§ **WORK REQUIRED**
Could you output each line of the data that follows exactly?

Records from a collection

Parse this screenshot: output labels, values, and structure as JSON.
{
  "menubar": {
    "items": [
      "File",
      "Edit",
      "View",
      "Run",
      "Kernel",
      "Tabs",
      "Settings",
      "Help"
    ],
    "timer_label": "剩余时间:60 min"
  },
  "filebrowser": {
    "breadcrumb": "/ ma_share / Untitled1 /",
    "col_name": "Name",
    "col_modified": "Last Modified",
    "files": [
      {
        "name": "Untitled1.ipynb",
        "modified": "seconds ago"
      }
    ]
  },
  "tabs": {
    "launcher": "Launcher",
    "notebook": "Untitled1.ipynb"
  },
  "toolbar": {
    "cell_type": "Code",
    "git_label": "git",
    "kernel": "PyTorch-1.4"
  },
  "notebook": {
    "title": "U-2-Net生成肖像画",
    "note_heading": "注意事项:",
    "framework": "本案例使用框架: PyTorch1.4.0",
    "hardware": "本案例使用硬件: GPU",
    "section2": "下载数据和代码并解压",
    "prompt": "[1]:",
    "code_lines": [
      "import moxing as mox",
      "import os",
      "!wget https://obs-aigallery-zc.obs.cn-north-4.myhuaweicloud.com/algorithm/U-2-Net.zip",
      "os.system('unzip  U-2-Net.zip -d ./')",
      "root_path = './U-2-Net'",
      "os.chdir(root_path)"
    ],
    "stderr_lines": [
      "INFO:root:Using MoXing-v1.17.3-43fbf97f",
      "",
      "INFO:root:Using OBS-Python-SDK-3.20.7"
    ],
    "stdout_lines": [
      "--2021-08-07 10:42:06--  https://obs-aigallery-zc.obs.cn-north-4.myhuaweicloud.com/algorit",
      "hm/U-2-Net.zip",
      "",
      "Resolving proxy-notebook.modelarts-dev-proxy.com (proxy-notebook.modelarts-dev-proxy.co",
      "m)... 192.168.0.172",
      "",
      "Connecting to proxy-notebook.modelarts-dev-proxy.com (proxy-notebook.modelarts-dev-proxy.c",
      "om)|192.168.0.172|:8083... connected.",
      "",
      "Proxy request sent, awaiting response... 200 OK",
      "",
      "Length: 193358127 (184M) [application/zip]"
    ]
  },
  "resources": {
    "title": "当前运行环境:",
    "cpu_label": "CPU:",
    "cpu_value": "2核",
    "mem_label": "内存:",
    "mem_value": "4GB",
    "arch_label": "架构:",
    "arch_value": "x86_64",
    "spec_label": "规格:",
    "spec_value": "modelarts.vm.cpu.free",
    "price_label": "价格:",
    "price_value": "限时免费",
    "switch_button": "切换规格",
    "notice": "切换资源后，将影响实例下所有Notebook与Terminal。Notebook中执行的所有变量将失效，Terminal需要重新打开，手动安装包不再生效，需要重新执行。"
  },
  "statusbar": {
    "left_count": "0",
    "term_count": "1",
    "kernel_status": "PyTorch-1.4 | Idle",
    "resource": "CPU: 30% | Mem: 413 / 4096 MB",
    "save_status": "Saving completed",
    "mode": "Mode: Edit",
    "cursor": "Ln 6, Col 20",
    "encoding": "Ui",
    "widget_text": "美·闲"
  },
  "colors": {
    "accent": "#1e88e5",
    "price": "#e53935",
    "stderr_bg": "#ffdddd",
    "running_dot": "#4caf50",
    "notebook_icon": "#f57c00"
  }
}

§ **ANSWER IN FULL**
Parse this screenshot: output labels, values, and structure as JSON.
{
  "menubar": {
    "items": [
      "File",
      "Edit",
      "View",
      "Run",
      "Kernel",
      "Tabs",
      "Settings",
      "Help"
    ],
    "timer_label": "剩余时间:60 min"
  },
  "filebrowser": {
    "breadcrumb": "/ ma_share / Untitled1 /",
    "col_name": "Name",
    "col_modified": "Last Modified",
    "files": [
      {
        "name": "Untitled1.ipynb",
        "modified": "seconds ago"
      }
    ]
  },
  "tabs": {
    "launcher": "Launcher",
    "notebook": "Untitled1.ipynb"
  },
  "toolbar": {
    "cell_type": "Code",
    "git_label": "git",
    "kernel": "PyTorch-1.4"
  },
  "notebook": {
    "title": "U-2-Net生成肖像画",
    "note_heading": "注意事项:",
    "framework": "本案例使用框架: PyTorch1.4.0",
    "hardware": "本案例使用硬件: GPU",
    "section2": "下载数据和代码并解压",
    "prompt": "[1]:",
    "code_lines": [
      "import moxing as mox",
      "import os",
      "!wget https://obs-aigallery-zc.obs.cn-north-4.myhuaweicloud.com/algorithm/U-2-Net.zip",
      "os.system('unzip  U-2-Net.zip -d ./')",
      "root_path = './U-2-Net'",
      "os.chdir(root_path)"
    ],
    "stderr_lines": [
      "INFO:root:Using MoXing-v1.17.3-43fbf97f",
      "",
      "INFO:root:Using OBS-Python-SDK-3.20.7"
    ],
    "stdout_lines": [
      "--2021-08-07 10:42:06--  https://obs-aigallery-zc.obs.cn-north-4.myhuaweicloud.com/algorit",
      "hm/U-2-Net.zip",
      "",
      "Resolving proxy-notebook.modelarts-dev-proxy.com (proxy-notebook.modelarts-dev-proxy.co",
      "m)... 192.168.0.172",
      "",
      "Connecting to proxy-notebook.modelarts-dev-proxy.com (proxy-notebook.modelarts-dev-proxy.c",
      "om)|192.168.0.172|:8083... connected.",
      "",
      "Proxy request sent, awaiting response... 200 OK",
      "",
      "Length: 193358127 (184M) [application/zip]"
    ]
  },
  "resources": {
    "title": "当前运行环境:",
    "cpu_label": "CPU:",
    "cpu_value": "2核",
    "mem_label": "内存:",
    "mem_value": "4GB",
    "arch_label": "架构:",
    "arch_value": "x86_64",
    "spec_label": "规格:",
    "spec_value": "modelarts.vm.cpu.free",
    "price_label": "价格:",
    "price_value": "限时免费",
    "switch_button": "切换规格",
    "notice": "切换资源后，将影响实例下所有Notebook与Terminal。Notebook中执行的所有变量将失效，Terminal需要重新打开，手动安装包不再生效，需要重新执行。"
  },
  "statusbar": {
    "left_count": "0",
    "term_count": "1",
    "kernel_status": "PyTorch-1.4 | Idle",
    "resource": "CPU: 30% | Mem: 413 / 4096 MB",
    "save_status": "Saving completed",
    "mode": "Mode: Edit",
    "cursor": "Ln 6, Col 20",
    "encoding": "Ui",
    "widget_text": "美·闲"
  },
  "colors": {
    "accent": "#1e88e5",
    "price": "#e53935",
    "stderr_bg": "#ffdddd",
    "running_dot": "#4caf50",
    "notebook_icon": "#f57c00"
  }
}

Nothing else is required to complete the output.